◆ Records for this exercise
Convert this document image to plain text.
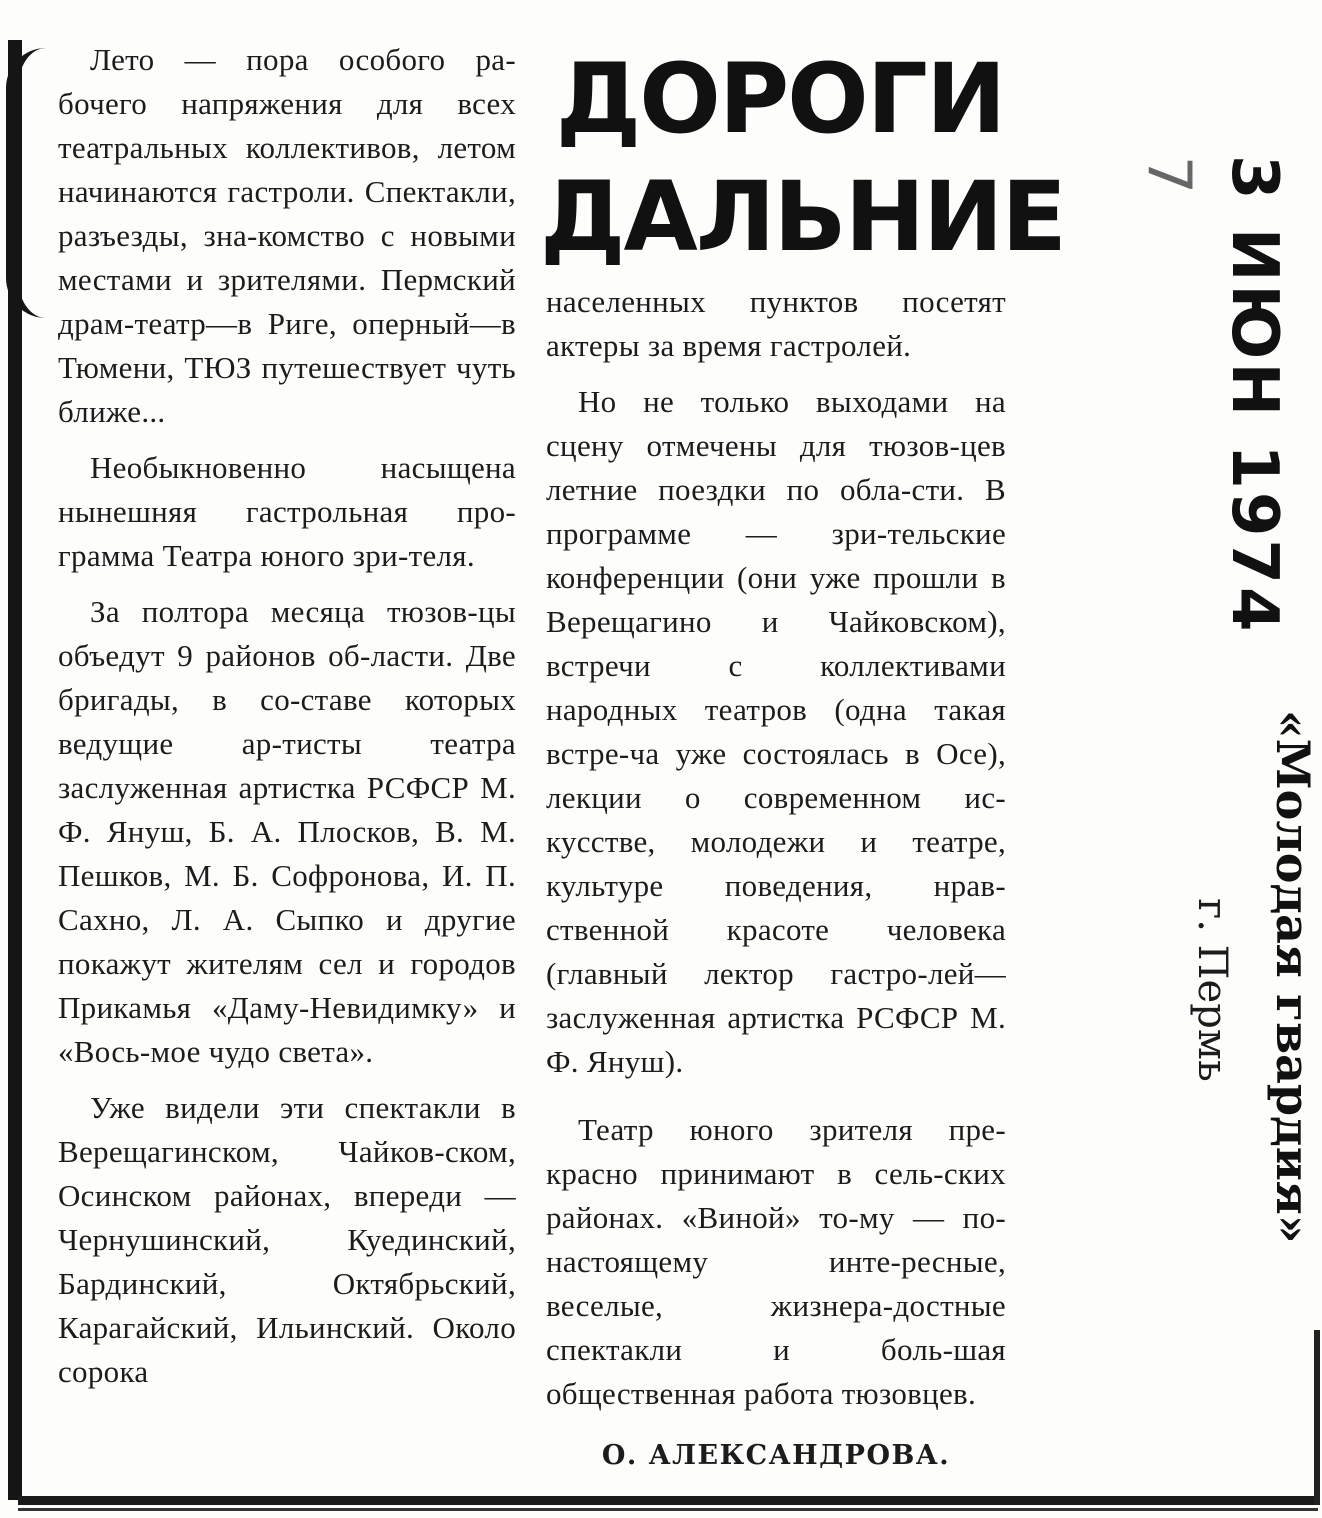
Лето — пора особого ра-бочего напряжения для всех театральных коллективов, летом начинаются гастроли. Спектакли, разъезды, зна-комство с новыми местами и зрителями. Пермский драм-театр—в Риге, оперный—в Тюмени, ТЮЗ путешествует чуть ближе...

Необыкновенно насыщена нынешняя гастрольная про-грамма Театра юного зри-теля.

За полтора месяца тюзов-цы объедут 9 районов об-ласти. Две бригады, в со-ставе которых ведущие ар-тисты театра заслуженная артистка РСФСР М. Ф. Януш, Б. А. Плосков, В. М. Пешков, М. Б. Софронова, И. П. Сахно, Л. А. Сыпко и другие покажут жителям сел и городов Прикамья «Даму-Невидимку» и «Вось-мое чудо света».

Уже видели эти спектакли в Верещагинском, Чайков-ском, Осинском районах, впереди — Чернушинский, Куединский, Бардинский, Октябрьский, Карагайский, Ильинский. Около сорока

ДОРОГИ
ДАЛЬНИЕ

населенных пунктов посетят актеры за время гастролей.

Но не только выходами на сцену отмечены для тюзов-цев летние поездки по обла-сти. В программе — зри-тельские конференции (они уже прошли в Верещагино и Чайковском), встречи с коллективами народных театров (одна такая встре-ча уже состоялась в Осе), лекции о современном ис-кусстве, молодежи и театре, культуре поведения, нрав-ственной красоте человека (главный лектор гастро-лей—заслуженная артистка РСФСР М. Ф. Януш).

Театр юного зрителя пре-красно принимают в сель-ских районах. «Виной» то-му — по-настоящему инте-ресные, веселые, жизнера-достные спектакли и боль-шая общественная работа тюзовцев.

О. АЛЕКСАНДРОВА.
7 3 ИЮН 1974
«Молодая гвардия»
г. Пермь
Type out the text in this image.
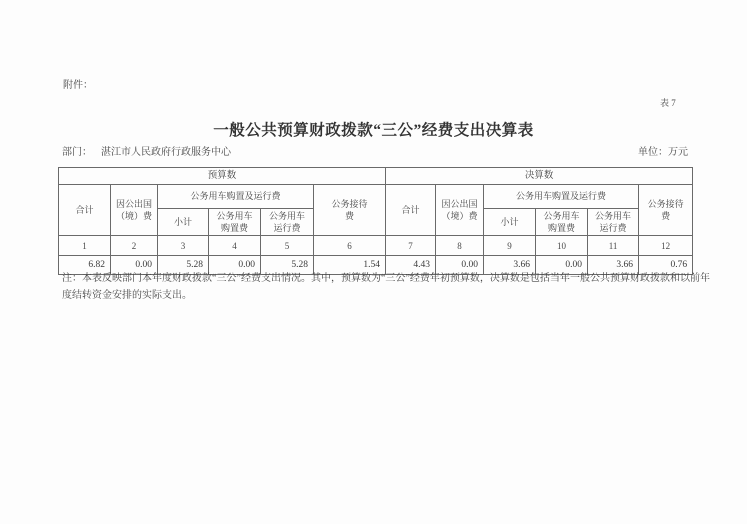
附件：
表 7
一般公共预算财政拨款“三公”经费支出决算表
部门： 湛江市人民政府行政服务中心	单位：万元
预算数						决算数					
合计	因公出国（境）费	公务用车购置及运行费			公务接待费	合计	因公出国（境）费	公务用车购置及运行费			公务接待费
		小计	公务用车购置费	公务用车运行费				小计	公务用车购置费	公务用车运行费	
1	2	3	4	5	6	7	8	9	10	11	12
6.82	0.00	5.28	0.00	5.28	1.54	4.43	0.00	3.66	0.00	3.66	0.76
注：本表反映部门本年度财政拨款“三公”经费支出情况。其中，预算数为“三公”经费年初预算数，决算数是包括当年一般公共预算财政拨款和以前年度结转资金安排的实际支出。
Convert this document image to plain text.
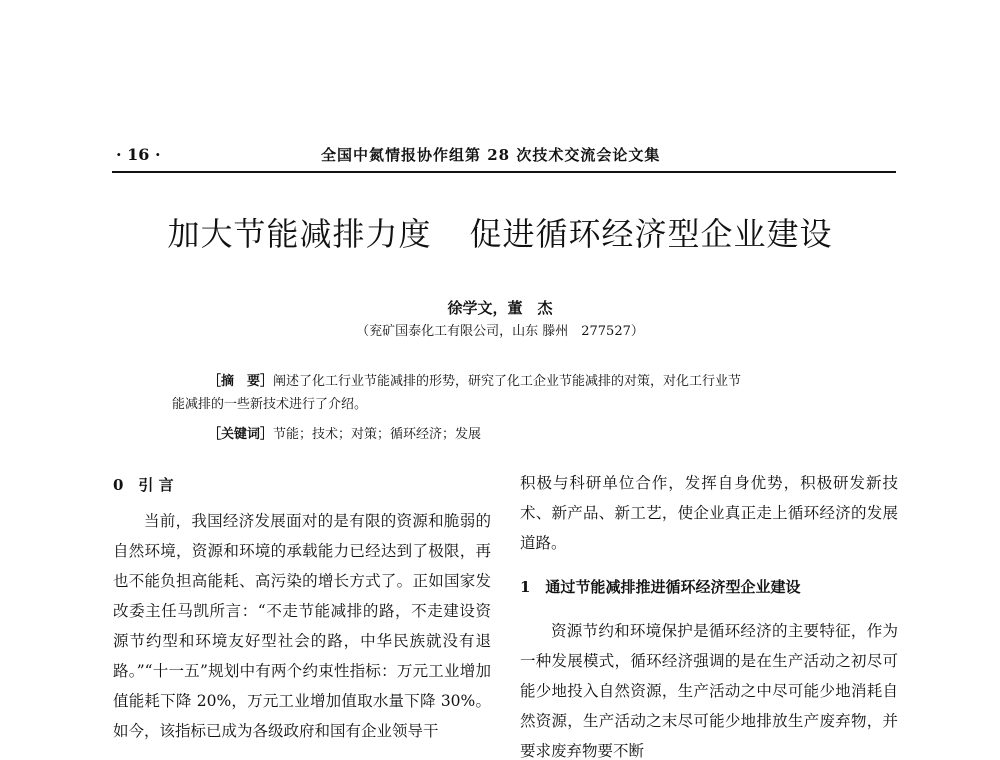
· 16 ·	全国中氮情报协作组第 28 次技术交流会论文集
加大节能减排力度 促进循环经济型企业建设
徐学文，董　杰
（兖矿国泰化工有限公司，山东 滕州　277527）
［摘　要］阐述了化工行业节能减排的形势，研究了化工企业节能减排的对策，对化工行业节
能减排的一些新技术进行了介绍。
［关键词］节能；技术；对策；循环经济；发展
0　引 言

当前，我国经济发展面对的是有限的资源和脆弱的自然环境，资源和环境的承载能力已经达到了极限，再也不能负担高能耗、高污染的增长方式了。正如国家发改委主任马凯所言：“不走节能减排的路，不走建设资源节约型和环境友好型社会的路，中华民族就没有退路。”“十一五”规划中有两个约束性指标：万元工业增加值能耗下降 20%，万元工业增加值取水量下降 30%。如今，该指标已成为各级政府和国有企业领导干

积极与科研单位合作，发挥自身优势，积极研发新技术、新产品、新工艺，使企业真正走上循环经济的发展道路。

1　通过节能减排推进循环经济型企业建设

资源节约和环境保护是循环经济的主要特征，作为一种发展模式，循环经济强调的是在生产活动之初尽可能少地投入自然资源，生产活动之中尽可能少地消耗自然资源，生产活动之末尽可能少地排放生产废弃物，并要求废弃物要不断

◆ Stated task
Copy, from the material above, each line in which the string "районах" occurs.

◆ Finished task
Уже видели эти спектакли в Верещагинском, Чайков-ском, Осинском районах, впереди — Чернушинский, Куединский, Бардинский, Октябрьский, Карагайский, Ильинский. Около сорока
Театр юного зрителя пре-красно принимают в сель-ских районах. «Виной» то-му — по-настоящему инте-ресные, веселые, жизнера-достные спектакли и боль-шая общественная работа тюзовцев.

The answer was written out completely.